### Goal of the exercise
Pick out each line of the records that includes the string "Weber", and copy it.

Extracted data entries
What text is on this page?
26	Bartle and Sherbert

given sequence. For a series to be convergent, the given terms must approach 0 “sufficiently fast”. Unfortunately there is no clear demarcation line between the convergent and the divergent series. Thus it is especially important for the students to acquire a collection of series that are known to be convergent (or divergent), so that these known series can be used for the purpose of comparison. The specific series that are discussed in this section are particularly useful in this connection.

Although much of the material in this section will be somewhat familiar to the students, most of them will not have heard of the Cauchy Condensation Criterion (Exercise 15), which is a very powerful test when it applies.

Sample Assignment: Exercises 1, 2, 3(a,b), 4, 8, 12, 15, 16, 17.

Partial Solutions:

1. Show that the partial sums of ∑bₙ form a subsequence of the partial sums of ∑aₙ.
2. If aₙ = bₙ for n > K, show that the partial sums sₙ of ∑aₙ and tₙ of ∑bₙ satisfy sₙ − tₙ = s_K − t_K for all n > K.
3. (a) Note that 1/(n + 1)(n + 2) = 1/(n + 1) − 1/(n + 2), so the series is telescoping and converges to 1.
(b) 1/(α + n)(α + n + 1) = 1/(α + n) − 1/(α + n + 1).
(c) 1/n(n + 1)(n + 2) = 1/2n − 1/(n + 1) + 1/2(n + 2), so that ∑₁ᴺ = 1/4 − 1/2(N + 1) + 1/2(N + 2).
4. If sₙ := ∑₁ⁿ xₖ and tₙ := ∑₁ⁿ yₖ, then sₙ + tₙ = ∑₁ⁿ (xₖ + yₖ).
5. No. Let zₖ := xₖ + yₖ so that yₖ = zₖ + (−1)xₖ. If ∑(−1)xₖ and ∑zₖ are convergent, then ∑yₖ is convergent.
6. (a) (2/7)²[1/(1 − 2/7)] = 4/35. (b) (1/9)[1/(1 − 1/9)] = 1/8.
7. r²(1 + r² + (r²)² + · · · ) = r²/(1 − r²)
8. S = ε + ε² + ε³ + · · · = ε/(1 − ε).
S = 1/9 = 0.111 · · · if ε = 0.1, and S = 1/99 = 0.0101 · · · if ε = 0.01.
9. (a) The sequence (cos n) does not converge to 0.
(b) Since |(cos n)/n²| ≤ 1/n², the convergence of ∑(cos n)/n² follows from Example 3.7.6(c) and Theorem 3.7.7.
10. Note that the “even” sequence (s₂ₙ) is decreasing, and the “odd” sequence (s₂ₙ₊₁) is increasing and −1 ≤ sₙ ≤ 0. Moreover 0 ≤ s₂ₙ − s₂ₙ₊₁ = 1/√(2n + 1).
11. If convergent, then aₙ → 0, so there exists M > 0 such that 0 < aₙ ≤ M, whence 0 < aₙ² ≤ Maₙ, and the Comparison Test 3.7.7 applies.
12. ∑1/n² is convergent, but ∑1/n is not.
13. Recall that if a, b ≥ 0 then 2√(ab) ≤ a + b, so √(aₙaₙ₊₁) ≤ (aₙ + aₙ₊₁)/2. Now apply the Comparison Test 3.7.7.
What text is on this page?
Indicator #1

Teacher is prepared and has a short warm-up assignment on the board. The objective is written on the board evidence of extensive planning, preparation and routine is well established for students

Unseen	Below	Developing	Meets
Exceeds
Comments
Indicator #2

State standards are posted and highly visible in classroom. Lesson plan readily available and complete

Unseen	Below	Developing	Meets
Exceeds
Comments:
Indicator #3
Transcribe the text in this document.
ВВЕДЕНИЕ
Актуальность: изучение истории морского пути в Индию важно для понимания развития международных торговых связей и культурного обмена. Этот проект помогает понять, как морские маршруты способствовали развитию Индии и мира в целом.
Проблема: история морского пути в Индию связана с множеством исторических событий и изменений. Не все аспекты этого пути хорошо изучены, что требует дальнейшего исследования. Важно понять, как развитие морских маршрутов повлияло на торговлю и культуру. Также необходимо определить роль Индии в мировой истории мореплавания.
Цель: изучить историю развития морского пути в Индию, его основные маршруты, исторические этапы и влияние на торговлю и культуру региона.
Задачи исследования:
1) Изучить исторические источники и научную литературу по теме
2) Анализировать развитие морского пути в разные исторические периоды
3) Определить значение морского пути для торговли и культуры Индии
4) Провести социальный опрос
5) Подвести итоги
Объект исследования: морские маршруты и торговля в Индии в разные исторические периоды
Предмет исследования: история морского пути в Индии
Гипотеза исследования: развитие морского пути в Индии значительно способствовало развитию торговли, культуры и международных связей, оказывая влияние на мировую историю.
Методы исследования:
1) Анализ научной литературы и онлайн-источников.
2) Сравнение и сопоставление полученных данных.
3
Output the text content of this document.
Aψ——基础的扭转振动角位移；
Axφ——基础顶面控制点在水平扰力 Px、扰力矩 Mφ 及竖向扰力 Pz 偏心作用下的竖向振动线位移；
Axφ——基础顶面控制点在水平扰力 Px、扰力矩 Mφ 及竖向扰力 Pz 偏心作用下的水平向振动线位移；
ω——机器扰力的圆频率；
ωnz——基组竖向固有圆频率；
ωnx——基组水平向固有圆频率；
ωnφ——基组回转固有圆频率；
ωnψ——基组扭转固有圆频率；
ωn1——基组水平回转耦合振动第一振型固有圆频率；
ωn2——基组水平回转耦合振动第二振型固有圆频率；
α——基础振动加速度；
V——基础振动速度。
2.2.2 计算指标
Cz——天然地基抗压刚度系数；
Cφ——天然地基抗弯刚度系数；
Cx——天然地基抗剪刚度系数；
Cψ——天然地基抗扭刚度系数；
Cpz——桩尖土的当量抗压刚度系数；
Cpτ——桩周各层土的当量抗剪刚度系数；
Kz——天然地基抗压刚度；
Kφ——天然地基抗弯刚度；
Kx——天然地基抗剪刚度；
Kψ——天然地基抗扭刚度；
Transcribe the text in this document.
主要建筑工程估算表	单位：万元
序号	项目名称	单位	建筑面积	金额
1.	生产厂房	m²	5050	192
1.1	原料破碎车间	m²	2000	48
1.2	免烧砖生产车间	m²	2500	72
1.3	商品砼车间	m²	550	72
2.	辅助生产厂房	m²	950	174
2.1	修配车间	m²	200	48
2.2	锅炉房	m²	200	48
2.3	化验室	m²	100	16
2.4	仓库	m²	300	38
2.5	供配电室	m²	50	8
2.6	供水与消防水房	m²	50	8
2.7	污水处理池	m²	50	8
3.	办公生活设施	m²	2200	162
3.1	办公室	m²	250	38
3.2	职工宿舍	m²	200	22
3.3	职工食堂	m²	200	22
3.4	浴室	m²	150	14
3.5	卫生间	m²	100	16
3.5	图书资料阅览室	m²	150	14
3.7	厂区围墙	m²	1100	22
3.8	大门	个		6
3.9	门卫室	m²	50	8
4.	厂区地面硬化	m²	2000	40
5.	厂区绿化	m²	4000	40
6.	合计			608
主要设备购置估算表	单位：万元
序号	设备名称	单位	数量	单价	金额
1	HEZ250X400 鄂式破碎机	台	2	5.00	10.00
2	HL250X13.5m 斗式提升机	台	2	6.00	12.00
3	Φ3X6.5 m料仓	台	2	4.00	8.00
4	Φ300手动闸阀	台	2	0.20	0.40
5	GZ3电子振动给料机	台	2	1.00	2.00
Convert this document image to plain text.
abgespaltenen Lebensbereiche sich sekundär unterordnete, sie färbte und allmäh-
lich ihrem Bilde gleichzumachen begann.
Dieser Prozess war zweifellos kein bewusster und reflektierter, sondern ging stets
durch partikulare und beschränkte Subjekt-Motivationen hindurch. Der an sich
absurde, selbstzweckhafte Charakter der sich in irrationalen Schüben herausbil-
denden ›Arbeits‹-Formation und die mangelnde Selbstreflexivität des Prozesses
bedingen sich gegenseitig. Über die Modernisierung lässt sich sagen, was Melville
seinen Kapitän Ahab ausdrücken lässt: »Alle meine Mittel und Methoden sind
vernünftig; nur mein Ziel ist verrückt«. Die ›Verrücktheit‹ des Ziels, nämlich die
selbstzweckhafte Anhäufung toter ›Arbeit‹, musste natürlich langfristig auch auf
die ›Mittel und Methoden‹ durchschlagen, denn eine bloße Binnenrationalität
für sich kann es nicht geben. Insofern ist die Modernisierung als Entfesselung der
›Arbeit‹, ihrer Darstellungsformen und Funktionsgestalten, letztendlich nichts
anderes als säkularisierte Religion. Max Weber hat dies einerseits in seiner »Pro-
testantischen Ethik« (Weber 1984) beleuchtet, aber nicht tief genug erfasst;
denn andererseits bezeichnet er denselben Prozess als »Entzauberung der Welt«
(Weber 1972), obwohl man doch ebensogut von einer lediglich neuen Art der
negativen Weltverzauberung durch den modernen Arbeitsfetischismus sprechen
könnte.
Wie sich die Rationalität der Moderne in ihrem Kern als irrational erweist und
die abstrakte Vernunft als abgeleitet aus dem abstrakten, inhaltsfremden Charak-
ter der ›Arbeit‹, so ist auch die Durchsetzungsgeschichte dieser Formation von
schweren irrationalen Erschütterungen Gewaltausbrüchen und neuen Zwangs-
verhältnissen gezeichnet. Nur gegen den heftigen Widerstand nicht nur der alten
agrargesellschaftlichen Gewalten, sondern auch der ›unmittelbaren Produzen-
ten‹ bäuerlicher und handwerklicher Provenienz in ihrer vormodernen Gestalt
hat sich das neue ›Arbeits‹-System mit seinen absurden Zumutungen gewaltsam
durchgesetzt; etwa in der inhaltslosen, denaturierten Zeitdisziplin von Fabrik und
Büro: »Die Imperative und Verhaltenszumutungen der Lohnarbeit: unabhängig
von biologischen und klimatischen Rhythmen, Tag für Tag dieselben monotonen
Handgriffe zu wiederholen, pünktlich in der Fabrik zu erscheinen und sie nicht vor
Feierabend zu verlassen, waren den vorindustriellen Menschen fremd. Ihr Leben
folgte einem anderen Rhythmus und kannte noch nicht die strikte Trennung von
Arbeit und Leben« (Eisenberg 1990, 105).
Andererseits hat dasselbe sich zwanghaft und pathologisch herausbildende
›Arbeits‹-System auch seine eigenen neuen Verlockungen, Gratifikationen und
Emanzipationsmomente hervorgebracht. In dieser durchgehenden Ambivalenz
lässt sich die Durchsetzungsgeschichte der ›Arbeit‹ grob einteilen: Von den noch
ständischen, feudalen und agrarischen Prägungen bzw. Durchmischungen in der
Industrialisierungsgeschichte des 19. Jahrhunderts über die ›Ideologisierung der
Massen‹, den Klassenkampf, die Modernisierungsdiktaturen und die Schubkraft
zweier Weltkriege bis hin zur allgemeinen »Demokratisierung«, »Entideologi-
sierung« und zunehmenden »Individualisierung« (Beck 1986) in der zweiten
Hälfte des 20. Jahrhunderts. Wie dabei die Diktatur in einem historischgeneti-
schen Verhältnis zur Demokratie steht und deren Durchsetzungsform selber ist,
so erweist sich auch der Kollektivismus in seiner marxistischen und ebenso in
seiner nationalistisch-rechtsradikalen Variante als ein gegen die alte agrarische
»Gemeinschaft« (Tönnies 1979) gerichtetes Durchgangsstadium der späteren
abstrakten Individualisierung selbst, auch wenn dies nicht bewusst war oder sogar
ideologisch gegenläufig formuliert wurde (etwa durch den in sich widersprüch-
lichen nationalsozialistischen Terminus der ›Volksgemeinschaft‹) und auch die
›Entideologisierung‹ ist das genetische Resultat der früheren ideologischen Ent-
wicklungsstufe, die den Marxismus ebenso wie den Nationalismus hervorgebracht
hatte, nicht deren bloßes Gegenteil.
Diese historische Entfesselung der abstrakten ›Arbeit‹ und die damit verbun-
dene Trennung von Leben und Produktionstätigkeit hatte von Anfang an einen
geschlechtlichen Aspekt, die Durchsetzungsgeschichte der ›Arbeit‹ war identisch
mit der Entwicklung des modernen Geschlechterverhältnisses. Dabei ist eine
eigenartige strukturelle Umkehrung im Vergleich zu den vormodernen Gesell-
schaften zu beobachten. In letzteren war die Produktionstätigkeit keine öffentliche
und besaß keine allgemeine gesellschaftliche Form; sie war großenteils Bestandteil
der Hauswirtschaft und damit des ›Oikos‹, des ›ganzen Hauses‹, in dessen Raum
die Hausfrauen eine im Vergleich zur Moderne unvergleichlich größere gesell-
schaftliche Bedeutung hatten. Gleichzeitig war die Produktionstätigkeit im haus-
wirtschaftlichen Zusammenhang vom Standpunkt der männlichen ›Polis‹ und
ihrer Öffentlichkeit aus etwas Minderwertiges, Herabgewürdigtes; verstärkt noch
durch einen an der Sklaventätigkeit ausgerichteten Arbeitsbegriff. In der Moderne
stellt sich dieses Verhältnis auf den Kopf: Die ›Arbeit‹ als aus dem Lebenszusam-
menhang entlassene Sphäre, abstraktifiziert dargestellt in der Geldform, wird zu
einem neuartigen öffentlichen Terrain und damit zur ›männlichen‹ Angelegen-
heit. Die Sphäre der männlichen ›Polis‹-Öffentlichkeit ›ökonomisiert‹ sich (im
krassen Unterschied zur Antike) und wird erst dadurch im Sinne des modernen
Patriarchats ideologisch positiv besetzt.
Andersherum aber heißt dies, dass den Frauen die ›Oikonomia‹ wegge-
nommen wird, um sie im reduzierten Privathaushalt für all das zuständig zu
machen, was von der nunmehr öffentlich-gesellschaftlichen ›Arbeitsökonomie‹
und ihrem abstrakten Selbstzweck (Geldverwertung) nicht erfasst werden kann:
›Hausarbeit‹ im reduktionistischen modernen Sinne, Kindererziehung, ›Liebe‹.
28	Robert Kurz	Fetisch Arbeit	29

### Result of the exercise
anderes als säkularisierte Religion. Max Weber hat dies einerseits in seiner »Pro-
testantischen Ethik« (Weber 1984) beleuchtet, aber nicht tief genug erfasst;
(Weber 1972), obwohl man doch ebensogut von einer lediglich neuen Art der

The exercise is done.